+++ DATA LISTING

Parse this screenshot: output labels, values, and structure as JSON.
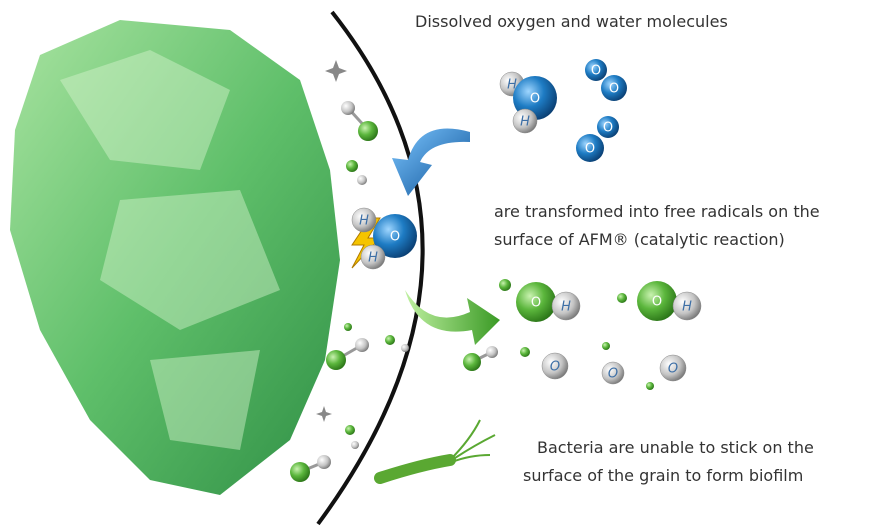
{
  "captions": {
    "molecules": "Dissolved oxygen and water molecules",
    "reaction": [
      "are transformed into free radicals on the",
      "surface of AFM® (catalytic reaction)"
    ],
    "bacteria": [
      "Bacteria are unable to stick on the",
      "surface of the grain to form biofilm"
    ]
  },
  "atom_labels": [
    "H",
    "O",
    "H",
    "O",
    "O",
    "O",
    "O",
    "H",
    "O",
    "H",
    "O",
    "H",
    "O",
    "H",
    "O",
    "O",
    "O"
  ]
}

++++++

== PROBLEM DETAILS ==
Scan the material above line by line and report how many lines contain the word "reaction", nothing further.

== ANSWER FOR THIS EXERCISE ==
2